#### Task description:
Everything in the listing below should be repeated exactly, apart from the pictures.

#### Material provided:
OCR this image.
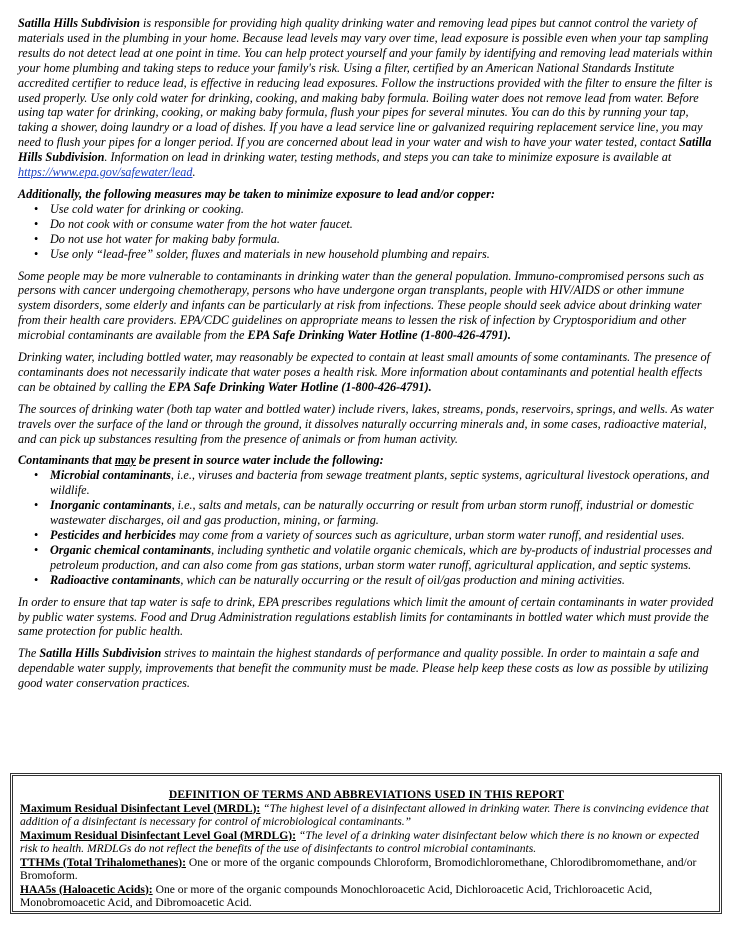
Satilla Hills Subdivision is responsible for providing high quality drinking water and removing lead pipes but cannot control the variety of materials used in the plumbing in your home. Because lead levels may vary over time, lead exposure is possible even when your tap sampling results do not detect lead at one point in time. You can help protect yourself and your family by identifying and removing lead materials within your home plumbing and taking steps to reduce your family's risk. Using a filter, certified by an American National Standards Institute accredited certifier to reduce lead, is effective in reducing lead exposures. Follow the instructions provided with the filter to ensure the filter is used properly. Use only cold water for drinking, cooking, and making baby formula. Boiling water does not remove lead from water. Before using tap water for drinking, cooking, or making baby formula, flush your pipes for several minutes. You can do this by running your tap, taking a shower, doing laundry or a load of dishes. If you have a lead service line or galvanized requiring replacement service line, you may need to flush your pipes for a longer period. If you are concerned about lead in your water and wish to have your water tested, contact Satilla Hills Subdivision. Information on lead in drinking water, testing methods, and steps you can take to minimize exposure is available at https://www.epa.gov/safewater/lead.

Additionally, the following measures may be taken to minimize exposure to lead and/or copper:
• Use cold water for drinking or cooking.
• Do not cook with or consume water from the hot water faucet.
• Do not use hot water for making baby formula.
• Use only “lead-free” solder, fluxes and materials in new household plumbing and repairs.

Some people may be more vulnerable to contaminants in drinking water than the general population. Immuno-compromised persons such as persons with cancer undergoing chemotherapy, persons who have undergone organ transplants, people with HIV/AIDS or other immune system disorders, some elderly and infants can be particularly at risk from infections. These people should seek advice about drinking water from their health care providers. EPA/CDC guidelines on appropriate means to lessen the risk of infection by Cryptosporidium and other microbial contaminants are available from the EPA Safe Drinking Water Hotline (1-800-426-4791).

Drinking water, including bottled water, may reasonably be expected to contain at least small amounts of some contaminants. The presence of contaminants does not necessarily indicate that water poses a health risk. More information about contaminants and potential health effects can be obtained by calling the EPA Safe Drinking Water Hotline (1-800-426-4791).

The sources of drinking water (both tap water and bottled water) include rivers, lakes, streams, ponds, reservoirs, springs, and wells. As water travels over the surface of the land or through the ground, it dissolves naturally occurring minerals and, in some cases, radioactive material, and can pick up substances resulting from the presence of animals or from human activity.

Contaminants that may be present in source water include the following:
• Microbial contaminants, i.e., viruses and bacteria from sewage treatment plants, septic systems, agricultural livestock operations, and wildlife.
• Inorganic contaminants, i.e., salts and metals, can be naturally occurring or result from urban storm runoff, industrial or domestic wastewater discharges, oil and gas production, mining, or farming.
• Pesticides and herbicides may come from a variety of sources such as agriculture, urban storm water runoff, and residential uses.
• Organic chemical contaminants, including synthetic and volatile organic chemicals, which are by-products of industrial processes and petroleum production, and can also come from gas stations, urban storm water runoff, agricultural application, and septic systems.
• Radioactive contaminants, which can be naturally occurring or the result of oil/gas production and mining activities.

In order to ensure that tap water is safe to drink, EPA prescribes regulations which limit the amount of certain contaminants in water provided by public water systems. Food and Drug Administration regulations establish limits for contaminants in bottled water which must provide the same protection for public health.

The Satilla Hills Subdivision strives to maintain the highest standards of performance and quality possible. In order to maintain a safe and dependable water supply, improvements that benefit the community must be made. Please help keep these costs as low as possible by utilizing good water conservation practices.

DEFINITION OF TERMS AND ABBREVIATIONS USED IN THIS REPORT
Maximum Residual Disinfectant Level (MRDL): “The highest level of a disinfectant allowed in drinking water. There is convincing evidence that addition of a disinfectant is necessary for control of microbiological contaminants.”
Maximum Residual Disinfectant Level Goal (MRDLG): “The level of a drinking water disinfectant below which there is no known or expected risk to health. MRDLGs do not reflect the benefits of the use of disinfectants to control microbial contaminants.
TTHMs (Total Trihalomethanes): One or more of the organic compounds Chloroform, Bromodichloromethane, Chlorodibromomethane, and/or Bromoform.
HAA5s (Haloacetic Acids): One or more of the organic compounds Monochloroacetic Acid, Dichloroacetic Acid, Trichloroacetic Acid, Monobromoacetic Acid, and Dibromoacetic Acid.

#### The answer:
OCR this image.
Satilla Hills Subdivision is responsible for providing high quality drinking water and removing lead pipes but cannot control the variety of materials used in the plumbing in your home. Because lead levels may vary over time, lead exposure is possible even when your tap sampling results do not detect lead at one point in time. You can help protect yourself and your family by identifying and removing lead materials within your home plumbing and taking steps to reduce your family's risk. Using a filter, certified by an American National Standards Institute accredited certifier to reduce lead, is effective in reducing lead exposures. Follow the instructions provided with the filter to ensure the filter is used properly. Use only cold water for drinking, cooking, and making baby formula. Boiling water does not remove lead from water. Before using tap water for drinking, cooking, or making baby formula, flush your pipes for several minutes. You can do this by running your tap, taking a shower, doing laundry or a load of dishes. If you have a lead service line or galvanized requiring replacement service line, you may need to flush your pipes for a longer period. If you are concerned about lead in your water and wish to have your water tested, contact Satilla Hills Subdivision. Information on lead in drinking water, testing methods, and steps you can take to minimize exposure is available at https://www.epa.gov/safewater/lead.

Additionally, the following measures may be taken to minimize exposure to lead and/or copper:
• Use cold water for drinking or cooking.
• Do not cook with or consume water from the hot water faucet.
• Do not use hot water for making baby formula.
• Use only “lead-free” solder, fluxes and materials in new household plumbing and repairs.

Some people may be more vulnerable to contaminants in drinking water than the general population. Immuno-compromised persons such as persons with cancer undergoing chemotherapy, persons who have undergone organ transplants, people with HIV/AIDS or other immune system disorders, some elderly and infants can be particularly at risk from infections. These people should seek advice about drinking water from their health care providers. EPA/CDC guidelines on appropriate means to lessen the risk of infection by Cryptosporidium and other microbial contaminants are available from the EPA Safe Drinking Water Hotline (1-800-426-4791).

Drinking water, including bottled water, may reasonably be expected to contain at least small amounts of some contaminants. The presence of contaminants does not necessarily indicate that water poses a health risk. More information about contaminants and potential health effects can be obtained by calling the EPA Safe Drinking Water Hotline (1-800-426-4791).

The sources of drinking water (both tap water and bottled water) include rivers, lakes, streams, ponds, reservoirs, springs, and wells. As water travels over the surface of the land or through the ground, it dissolves naturally occurring minerals and, in some cases, radioactive material, and can pick up substances resulting from the presence of animals or from human activity.

Contaminants that may be present in source water include the following:
• Microbial contaminants, i.e., viruses and bacteria from sewage treatment plants, septic systems, agricultural livestock operations, and wildlife.
• Inorganic contaminants, i.e., salts and metals, can be naturally occurring or result from urban storm runoff, industrial or domestic wastewater discharges, oil and gas production, mining, or farming.
• Pesticides and herbicides may come from a variety of sources such as agriculture, urban storm water runoff, and residential uses.
• Organic chemical contaminants, including synthetic and volatile organic chemicals, which are by-products of industrial processes and petroleum production, and can also come from gas stations, urban storm water runoff, agricultural application, and septic systems.
• Radioactive contaminants, which can be naturally occurring or the result of oil/gas production and mining activities.

In order to ensure that tap water is safe to drink, EPA prescribes regulations which limit the amount of certain contaminants in water provided by public water systems. Food and Drug Administration regulations establish limits for contaminants in bottled water which must provide the same protection for public health.

The Satilla Hills Subdivision strives to maintain the highest standards of performance and quality possible. In order to maintain a safe and dependable water supply, improvements that benefit the community must be made. Please help keep these costs as low as possible by utilizing good water conservation practices.

DEFINITION OF TERMS AND ABBREVIATIONS USED IN THIS REPORT
Maximum Residual Disinfectant Level (MRDL): “The highest level of a disinfectant allowed in drinking water. There is convincing evidence that addition of a disinfectant is necessary for control of microbiological contaminants.”
Maximum Residual Disinfectant Level Goal (MRDLG): “The level of a drinking water disinfectant below which there is no known or expected risk to health. MRDLGs do not reflect the benefits of the use of disinfectants to control microbial contaminants.
TTHMs (Total Trihalomethanes): One or more of the organic compounds Chloroform, Bromodichloromethane, Chlorodibromomethane, and/or Bromoform.
HAA5s (Haloacetic Acids): One or more of the organic compounds Monochloroacetic Acid, Dichloroacetic Acid, Trichloroacetic Acid, Monobromoacetic Acid, and Dibromoacetic Acid.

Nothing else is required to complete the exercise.